::: RECORD SET

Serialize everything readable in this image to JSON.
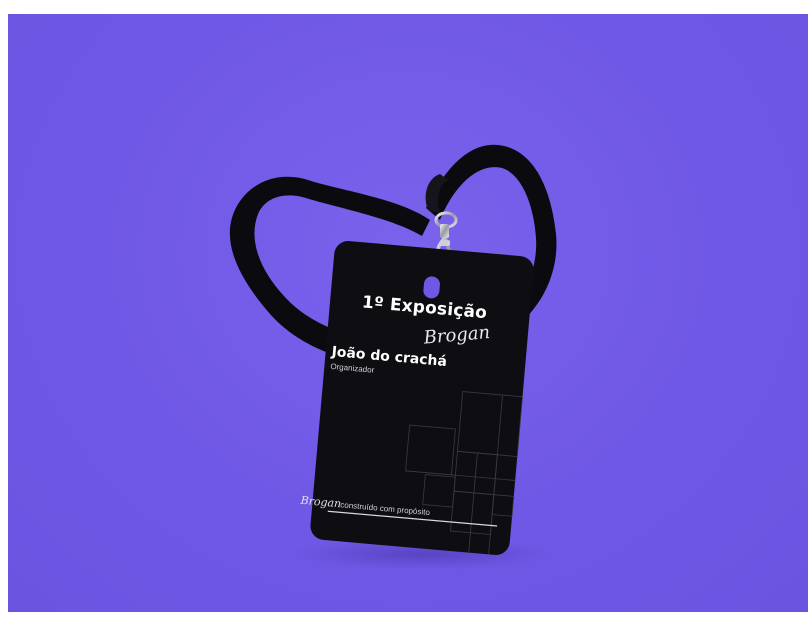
{
  "badge": {
    "title": "1º Exposição",
    "brand_script": "Brogan",
    "holder_name": "João do crachá",
    "holder_role": "Organizador",
    "footer_brand": "Brogan",
    "footer_tagline": "construído com propósito"
  },
  "colors": {
    "background": "#7058e6",
    "badge": "#0e0e12",
    "lanyard": "#0b0b0f",
    "text": "#ffffff",
    "clip": "#c9c9d2"
  }
}
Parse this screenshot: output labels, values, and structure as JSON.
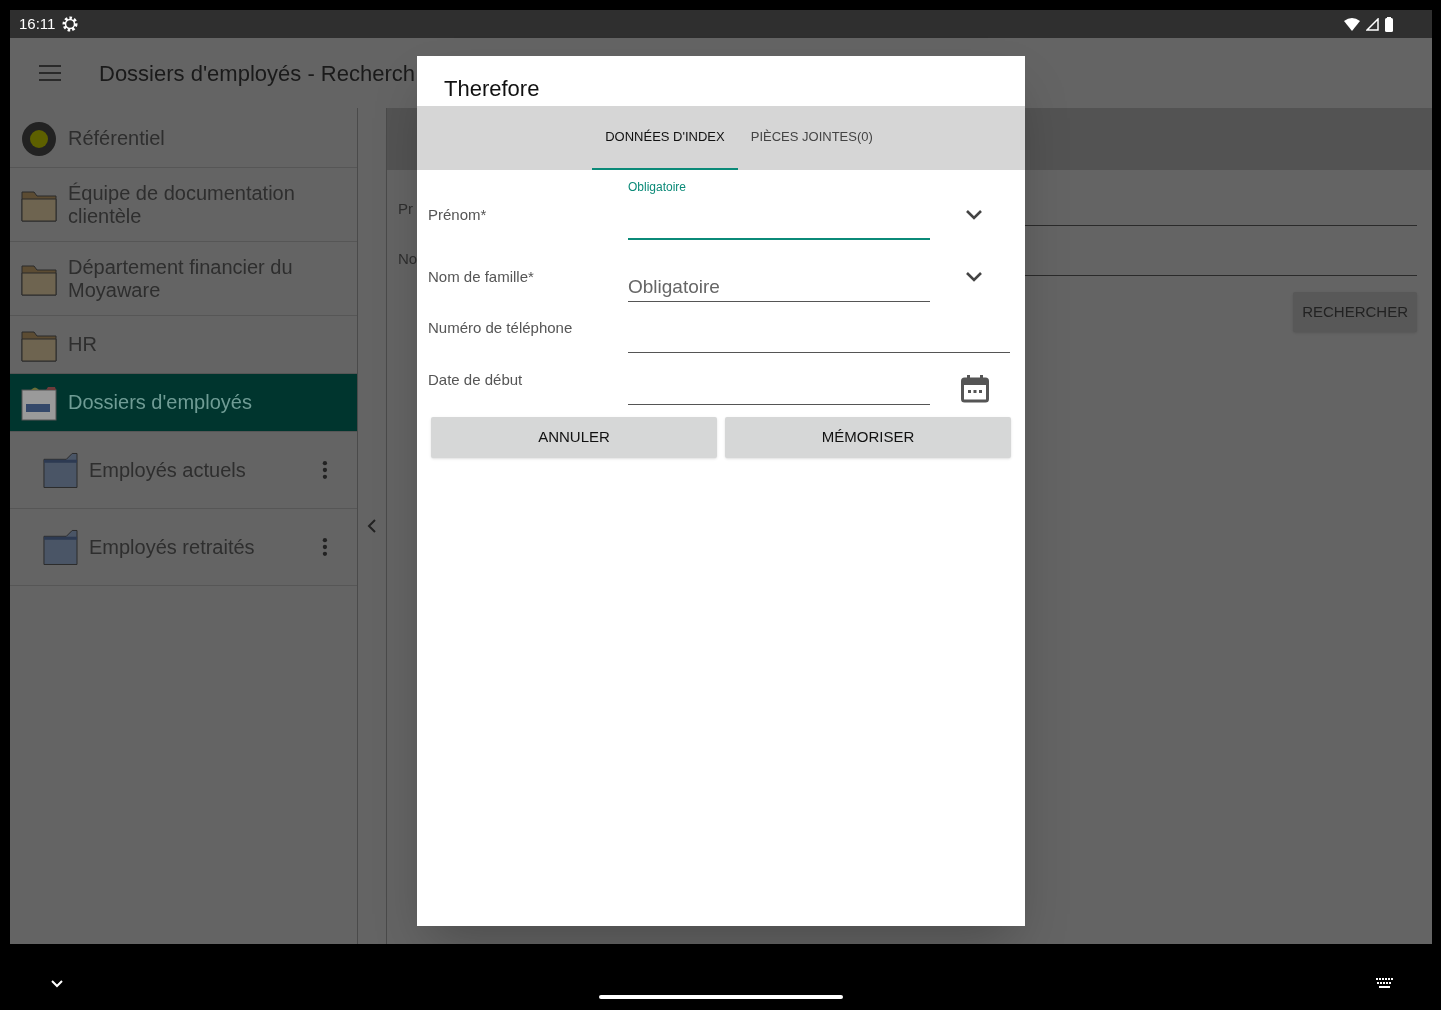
{
  "status_bar": {
    "time": "16:11"
  },
  "app_bar": {
    "title": "Dossiers d'employés - Recherch"
  },
  "sidebar": {
    "items": [
      {
        "label": "Référentiel",
        "kind": "repository",
        "selected": false
      },
      {
        "label": "Équipe de documentation clientèle",
        "kind": "folder",
        "selected": false
      },
      {
        "label": "Département financier du Moyaware",
        "kind": "folder",
        "selected": false
      },
      {
        "label": "HR",
        "kind": "folder",
        "selected": false
      },
      {
        "label": "Dossiers d'employés",
        "kind": "cabinet",
        "selected": true,
        "children": [
          {
            "label": "Employés actuels",
            "kind": "subfolder",
            "selected": false
          },
          {
            "label": "Employés retraités",
            "kind": "subfolder",
            "selected": false
          }
        ]
      }
    ]
  },
  "search_form": {
    "fields": [
      "Pr",
      "No"
    ],
    "button": "RECHERCHER"
  },
  "dialog": {
    "title": "Therefore",
    "tabs": [
      {
        "label": "DONNÉES D'INDEX",
        "selected": true
      },
      {
        "label": "PIÈCES JOINTES(0)",
        "selected": false
      }
    ],
    "fields": [
      {
        "label": "Prénom*",
        "kind": "dropdown",
        "placeholder": "Obligatoire",
        "focused": true
      },
      {
        "label": "Nom de famille*",
        "kind": "dropdown",
        "placeholder": "Obligatoire",
        "focused": false
      },
      {
        "label": "Numéro de téléphone",
        "kind": "text",
        "focused": false
      },
      {
        "label": "Date de début",
        "kind": "date",
        "focused": false
      }
    ],
    "buttons": [
      "ANNULER",
      "MÉMORISER"
    ]
  }
}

::::::

» **EXERCISE DETAILS**
Transcribe the records above exactly, leaving out every picture.

» **EXERCISE RESULT**
Serialize everything readable in this image to JSON.
{
  "badge": {
    "title": "1º Exposição",
    "brand_script": "Brogan",
    "holder_name": "João do crachá",
    "holder_role": "Organizador",
    "footer_brand": "Brogan",
    "footer_tagline": "construído com propósito"
  },
  "colors": {
    "background": "#7058e6",
    "badge": "#0e0e12",
    "lanyard": "#0b0b0f",
    "text": "#ffffff",
    "clip": "#c9c9d2"
  }
}
Parse this screenshot: output labels, values, and structure as JSON.
{
  "status_bar": {
    "time": "16:11"
  },
  "app_bar": {
    "title": "Dossiers d'employés - Recherch"
  },
  "sidebar": {
    "items": [
      {
        "label": "Référentiel",
        "kind": "repository",
        "selected": false
      },
      {
        "label": "Équipe de documentation clientèle",
        "kind": "folder",
        "selected": false
      },
      {
        "label": "Département financier du Moyaware",
        "kind": "folder",
        "selected": false
      },
      {
        "label": "HR",
        "kind": "folder",
        "selected": false
      },
      {
        "label": "Dossiers d'employés",
        "kind": "cabinet",
        "selected": true,
        "children": [
          {
            "label": "Employés actuels",
            "kind": "subfolder",
            "selected": false
          },
          {
            "label": "Employés retraités",
            "kind": "subfolder",
            "selected": false
          }
        ]
      }
    ]
  },
  "search_form": {
    "fields": [
      "Pr",
      "No"
    ],
    "button": "RECHERCHER"
  },
  "dialog": {
    "title": "Therefore",
    "tabs": [
      {
        "label": "DONNÉES D'INDEX",
        "selected": true
      },
      {
        "label": "PIÈCES JOINTES(0)",
        "selected": false
      }
    ],
    "fields": [
      {
        "label": "Prénom*",
        "kind": "dropdown",
        "placeholder": "Obligatoire",
        "focused": true
      },
      {
        "label": "Nom de famille*",
        "kind": "dropdown",
        "placeholder": "Obligatoire",
        "focused": false
      },
      {
        "label": "Numéro de téléphone",
        "kind": "text",
        "focused": false
      },
      {
        "label": "Date de début",
        "kind": "date",
        "focused": false
      }
    ],
    "buttons": [
      "ANNULER",
      "MÉMORISER"
    ]
  }
}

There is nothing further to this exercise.